** Trecho da página **
* * *

Os anos passaram e a aparente calmaria dos primeiros anos da infância até a adolescência, marcadas por idas a escolas especiais e ao contato com os outros, acabou com a chegada da fase adulta, quando as vontades biológicas, como o de conhecer alguém, se casar e ter filhos, confrontaram-se com sua condição.
"Após os 20 anos, ela começou a ficar mais agressiva, mais revoltada até, não sei se com ela mesmo, acho que ela percebe algo errado mas também não sabe. Ela quer muito ter filho, muito essas coisas, tanto é que após os 20, que ela começou a ficar mais revoltada, começou a dar muito trabalho em casa, querendo sair, batia nas coisas, avançava na gente e no fim ela conseguia sair", afirma o irmão, o porteiro Maicon Gonçalves.
Antes da instalação da cela em seu quarto, a porta de madeira era suficiente, mas ficou frágil para os ataques de histeria. "Foi chumbada na parede a grade. Ela bate tanto que se fizer uma soldinha simples ela quebra", diz o irmão.

* * *

** Dados exibidos **
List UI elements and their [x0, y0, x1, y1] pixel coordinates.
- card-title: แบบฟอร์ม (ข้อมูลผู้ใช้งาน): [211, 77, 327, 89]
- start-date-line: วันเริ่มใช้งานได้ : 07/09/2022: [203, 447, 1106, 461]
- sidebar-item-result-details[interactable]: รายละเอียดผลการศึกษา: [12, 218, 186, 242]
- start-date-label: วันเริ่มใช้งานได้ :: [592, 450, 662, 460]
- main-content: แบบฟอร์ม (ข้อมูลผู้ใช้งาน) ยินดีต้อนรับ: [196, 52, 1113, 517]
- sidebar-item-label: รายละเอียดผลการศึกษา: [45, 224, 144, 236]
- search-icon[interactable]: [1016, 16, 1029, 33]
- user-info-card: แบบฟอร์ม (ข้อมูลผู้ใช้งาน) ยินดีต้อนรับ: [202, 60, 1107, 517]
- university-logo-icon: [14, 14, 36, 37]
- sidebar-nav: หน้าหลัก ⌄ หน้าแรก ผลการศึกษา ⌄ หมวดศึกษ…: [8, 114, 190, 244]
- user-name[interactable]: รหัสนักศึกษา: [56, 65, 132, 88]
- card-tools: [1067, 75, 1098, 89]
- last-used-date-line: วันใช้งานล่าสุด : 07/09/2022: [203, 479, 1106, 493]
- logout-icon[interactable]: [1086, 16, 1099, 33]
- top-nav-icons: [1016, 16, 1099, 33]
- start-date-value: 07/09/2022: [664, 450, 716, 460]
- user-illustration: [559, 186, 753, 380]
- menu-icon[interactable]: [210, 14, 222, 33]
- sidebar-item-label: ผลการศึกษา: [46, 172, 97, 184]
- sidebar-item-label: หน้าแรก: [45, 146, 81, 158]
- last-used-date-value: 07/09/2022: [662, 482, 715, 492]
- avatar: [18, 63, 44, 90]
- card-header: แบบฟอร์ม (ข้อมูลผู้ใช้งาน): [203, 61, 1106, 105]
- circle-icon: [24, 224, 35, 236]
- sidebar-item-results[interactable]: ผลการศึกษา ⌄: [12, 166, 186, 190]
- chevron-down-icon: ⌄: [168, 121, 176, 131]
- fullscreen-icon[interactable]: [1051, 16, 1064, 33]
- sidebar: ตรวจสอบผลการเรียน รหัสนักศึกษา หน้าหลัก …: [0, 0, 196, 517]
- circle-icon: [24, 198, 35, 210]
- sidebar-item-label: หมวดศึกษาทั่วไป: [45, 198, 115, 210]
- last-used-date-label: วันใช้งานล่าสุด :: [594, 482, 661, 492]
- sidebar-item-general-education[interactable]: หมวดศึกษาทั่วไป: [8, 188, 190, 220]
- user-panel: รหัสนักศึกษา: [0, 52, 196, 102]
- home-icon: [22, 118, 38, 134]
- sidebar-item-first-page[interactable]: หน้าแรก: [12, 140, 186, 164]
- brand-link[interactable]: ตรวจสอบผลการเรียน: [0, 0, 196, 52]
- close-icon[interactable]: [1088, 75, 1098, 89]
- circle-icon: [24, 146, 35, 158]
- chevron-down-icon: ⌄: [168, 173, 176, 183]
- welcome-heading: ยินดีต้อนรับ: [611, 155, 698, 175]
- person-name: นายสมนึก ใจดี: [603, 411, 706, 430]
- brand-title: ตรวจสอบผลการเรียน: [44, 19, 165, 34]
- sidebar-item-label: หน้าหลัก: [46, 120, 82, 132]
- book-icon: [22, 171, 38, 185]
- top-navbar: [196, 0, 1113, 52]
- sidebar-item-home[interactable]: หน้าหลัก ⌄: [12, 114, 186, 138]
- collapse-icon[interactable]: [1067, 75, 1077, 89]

* * *

** Lista de tarefas **
a. Diga se cada frase abaixo bate com o relato sobre a cela no quarto. Responda sim ou não e copie as palavras do relato que decidem.
(i) Ela ficou mais agressiva depois dos 20 anos.
(ii) Maicon Gonçalves trabalha como porteiro.
(iii) A grade foi presa com uma solda simples.
b. Responda com base no relato sobre a cela no quarto:
(i) Que tipo de escola ela frequentava na infância e na adolescência?
(ii) Quais vontades biológicas são citadas?
(iii) O que havia no quarto antes da cela?
c. Prossiga o relato sobre a cela no quarto a partir da última frase mostrada.
Os dados não entram em nada aqui.

** Respostas por tarefa **
a.
(i) Sim: "Após os 20 anos, ela começou a ficar mais agressiva"
(ii) Sim: "afirma o irmão, o porteiro Maicon Gonçalves"
(iii) Não: "Foi chumbada na parede a grade"

b.
(i) Escolas especiais.
(ii) Conhecer alguém, se casar e ter filhos.
(iii) Uma porta de madeira.

c.
Do mesmo modo, Ana quebrou a TV que tinha no quarto. "Ela gosta de pegar ferramenta e jogar na gente. Se você colocar um objeto que ela pode quebrar em vários pedaços ela vai jogar."
O muro da casa era baixo demais. "A gente descuidou um pouquinho com a escada, pegou pra usar e não guardou, subiu a escada e pulou pro lado de lá", afirma Lázara.
Fora da redoma, Ana pode ser perigosa e ao mesmo tempo frágil, de uma maneira imprevisível. Dentro de casa, é capaz de arremessar um objeto qualquer em direção aos que estão próximos. Na rua, é capaz de furtar algo, porque sabe que dinheiro compra aquilo que lhe desperta desejo, dizem seus familiares.
Contam seus pais que, quando conseguia escapar, tornava-se alvo fácil de estupradores, mais de uma vez. Assim mostram os inúmeros boletins de ocorrência por abuso de incapaz registrados até antes da alternativa ao cárcere. "Todo dia ela chegava falando que homem abusou dela, chegava machucada", diz a mãe.
Quando não estava em uma circunstância dessas, Ana pegava um ônibus em direção a Ribeirão Preto (SP) ou outra cidade da região, sem pagar passagem, à revelia de qualquer tentativa de impedimento. "Ela caía no chão pra chamar ambulância pra ela, porque ela gosta de tomar injeção em hospital", explica o irmão.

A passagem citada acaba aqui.